### [Collection entries]
****************

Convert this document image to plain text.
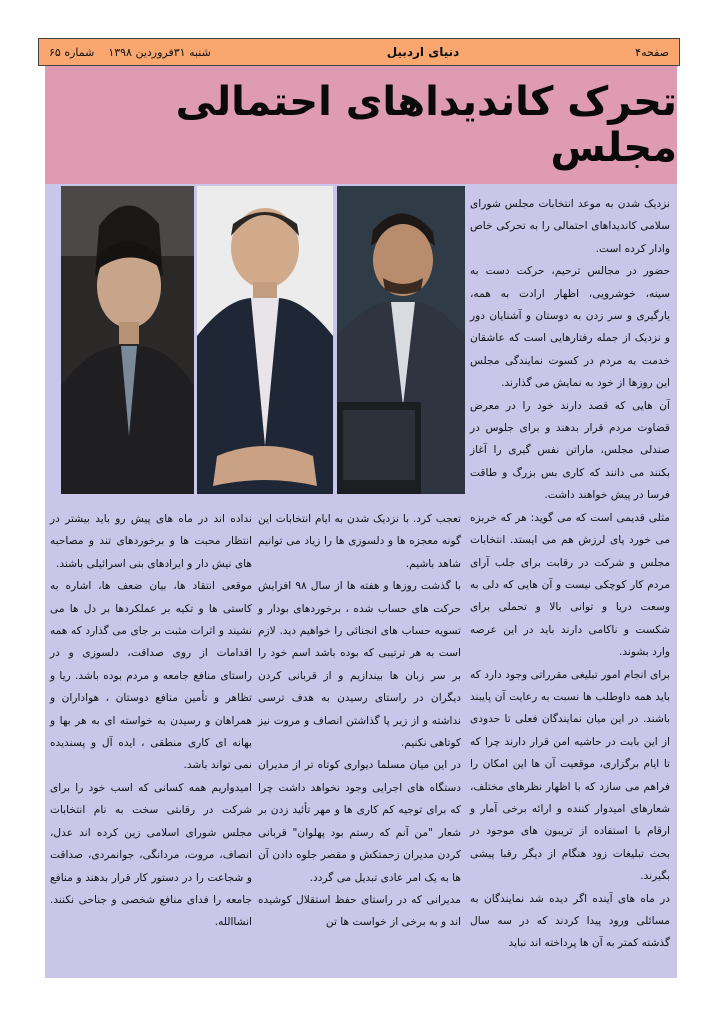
صفحه۴
دنیای اردبیل
شنبه ۳۱فروردین ۱۳۹۸
شماره ۶۵
تحرک کاندیداهای احتمالی مجلس

نزدیک شدن به موعد انتخابات مجلس شورای سلامی کاندیداهای احتمالی را به تحرکی خاص وادار کرده است.

حضور در مجالس ترحیم، حرکت دست به سینه، خوشرویی، اظهار ارادت به همه، یارگیری و سر زدن به دوستان و آشنایان دور و نزدیک از جمله رفتارهایی است که عاشقان خدمت به مردم در کسوت نمایندگی مجلس این روزها از خود به نمایش می گذارند.

آن هایی که قصد دارند خود را در معرض قضاوت مردم قرار بدهند و برای جلوس در صندلی مجلس، ماراتن نفس گیری را آغاز بکنند می دانند که کاری بس بزرگ و طاقت فرسا در پیش خواهند داشت.

مثلی قدیمی است که می گوید: هر که خربزه می خورد پای لرزش هم می ایستد. انتخابات مجلس و شرکت در رقابت برای جلب آرای مردم کار کوچکی نیست و آن هایی که دلی به وسعت دریا و توانی بالا و تحملی برای شکست و ناکامی دارند باید در این عرصه وارد بشوند.

برای انجام امور تبلیغی مقرراتی وجود دارد که باید همه داوطلب ها نسبت به رعایت آن پایبند باشند. در این میان نمایندگان فعلی تا حدودی از این بابت در حاشیه امن قرار دارند چرا که تا ایام برگزاری، موقعیت آن ها این امکان را فراهم می سازد که با اظهار نظرهای مختلف، شعارهای امیدوار کننده و ارائه برخی آمار و ارقام با استفاده از تریبون های موجود در بحث تبلیغات زود هنگام از دیگر رقبا پیشی بگیرند.

در ماه های آینده اگر دیده شد نمایندگان به مسائلی ورود پیدا کردند که در سه سال گذشته کمتر به آن ها پرداخته اند نباید

تعجب کرد. با نزدیک شدن به ایام انتخابات این گونه معجزه ها و دلسوزی ها را زیاد می توانیم شاهد باشیم.

با گذشت روزها و هفته ها از سال ۹۸ افزایش حرکت های حساب شده ، برخوردهای بودار و تسویه حساب های انجنائی را خواهیم دید. لازم است به هر ترتیبی که بوده باشد اسم خود را بر سر زبان ها بیندازیم و از قربانی کردن دیگران در راستای رسیدن به هدف ترسی نداشته و از زیر پا گذاشتن انصاف و مروت نیز کوتاهی نکنیم.

در این میان مسلما دیواری کوتاه تر از مدیران دستگاه های اجرایی وجود نخواهد داشت چرا که برای توجیه کم کاری ها و مهر تأئید زدن بر شعار "من آنم که رستم بود پهلوان" قربانی کردن مدیران زحمتکش و مقصر جلوه دادن آن ها به یک امر عادی تبدیل می گردد.

مدیرانی که در راستای حفظ استقلال کوشیده اند و به برخی از خواست ها تن

نداده اند در ماه های پیش رو باید بیشتر در انتظار محبت ها و برخوردهای تند و مصاحبه های نیش دار و ایرادهای بنی اسرائیلی باشند.

موقعی انتقاد ها، بیان ضعف ها، اشاره به کاستی ها و تکیه بر عملکردها بر دل ها می نشیند و اثرات مثبت بر جای می گذارد که همه اقدامات از روی صداقت، دلسوزی و در راستای منافع جامعه و مردم بوده باشد. ریا و تظاهر و تأمین منافع دوستان ، هواداران و همراهان و رسیدن به خواسته ای به هر بها و بهانه ای کاری منطقی ، ایده آل و پسندیده نمی تواند باشد.

امیدواریم همه کسانی که اسب خود را برای شرکت در رقابتی سخت به نام انتخابات مجلس شورای اسلامی زین کرده اند عدل، انصاف، مروت، مردانگی، جوانمردی، صداقت و شجاعت را در دستور کار قرار بدهند و منافع جامعه را فدای منافع شخصی و جناحی نکنند. انشاالله.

****************

### [Required task]
Which lines of the data include "احتمالی"? Copy each of them.

### [Solution to this exercise]
تحرک کاندیداهای احتمالی مجلس
نزدیک شدن به موعد انتخابات مجلس شورای سلامی کاندیداهای احتمالی را به تحرکی خاص وادار کرده است.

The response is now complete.